▶ Extracted data:
******************************

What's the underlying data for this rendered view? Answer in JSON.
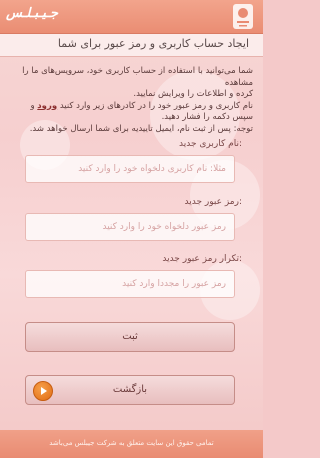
{
  "header": {
    "logo_text": "جـيـبـلـس",
    "emblem": "seal-emblem-icon"
  },
  "title": "ایجاد حساب کاربری و رمز عبور برای شما",
  "info": {
    "line1": "شما می‌توانید با استفاده از حساب کاربری خود، سرویس‌های ما را مشاهده",
    "line2": "کرده و اطلاعات را ویرایش نمایید.",
    "line3": "نام کاربری و رمز عبور خود را در کادرهای زیر وارد کنید",
    "highlight": "ورود",
    "line4": "و سپس دکمه را فشار دهید.",
    "line5": "توجه: پس از ثبت نام، ایمیل تاییدیه برای شما ارسال خواهد شد."
  },
  "fields": {
    "username": {
      "label": "نام کاربری جدید:",
      "placeholder": "مثلا: نام کاربری دلخواه خود را وارد کنید"
    },
    "password": {
      "label": "رمز عبور جدید:",
      "placeholder": "رمز عبور دلخواه خود را وارد کنید"
    },
    "confirm": {
      "label": "تکرار رمز عبور جدید:",
      "placeholder": "رمز عبور را مجددا وارد کنید"
    }
  },
  "buttons": {
    "submit": "ثبت",
    "back": "بازگشت"
  },
  "footer": {
    "text": "تمامی حقوق این سایت متعلق به شرکت جیبلس می‌باشد"
  }
}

******************************

▶ Request: Quote each entry above verbatim and drop the pictures.

▶ Task answer:
What's the underlying data for this rendered view? Answer in JSON.
{
  "header": {
    "logo_text": "جـيـبـلـس",
    "emblem": "seal-emblem-icon"
  },
  "title": "ایجاد حساب کاربری و رمز عبور برای شما",
  "info": {
    "line1": "شما می‌توانید با استفاده از حساب کاربری خود، سرویس‌های ما را مشاهده",
    "line2": "کرده و اطلاعات را ویرایش نمایید.",
    "line3": "نام کاربری و رمز عبور خود را در کادرهای زیر وارد کنید",
    "highlight": "ورود",
    "line4": "و سپس دکمه را فشار دهید.",
    "line5": "توجه: پس از ثبت نام، ایمیل تاییدیه برای شما ارسال خواهد شد."
  },
  "fields": {
    "username": {
      "label": "نام کاربری جدید:",
      "placeholder": "مثلا: نام کاربری دلخواه خود را وارد کنید"
    },
    "password": {
      "label": "رمز عبور جدید:",
      "placeholder": "رمز عبور دلخواه خود را وارد کنید"
    },
    "confirm": {
      "label": "تکرار رمز عبور جدید:",
      "placeholder": "رمز عبور را مجددا وارد کنید"
    }
  },
  "buttons": {
    "submit": "ثبت",
    "back": "بازگشت"
  },
  "footer": {
    "text": "تمامی حقوق این سایت متعلق به شرکت جیبلس می‌باشد"
  }
}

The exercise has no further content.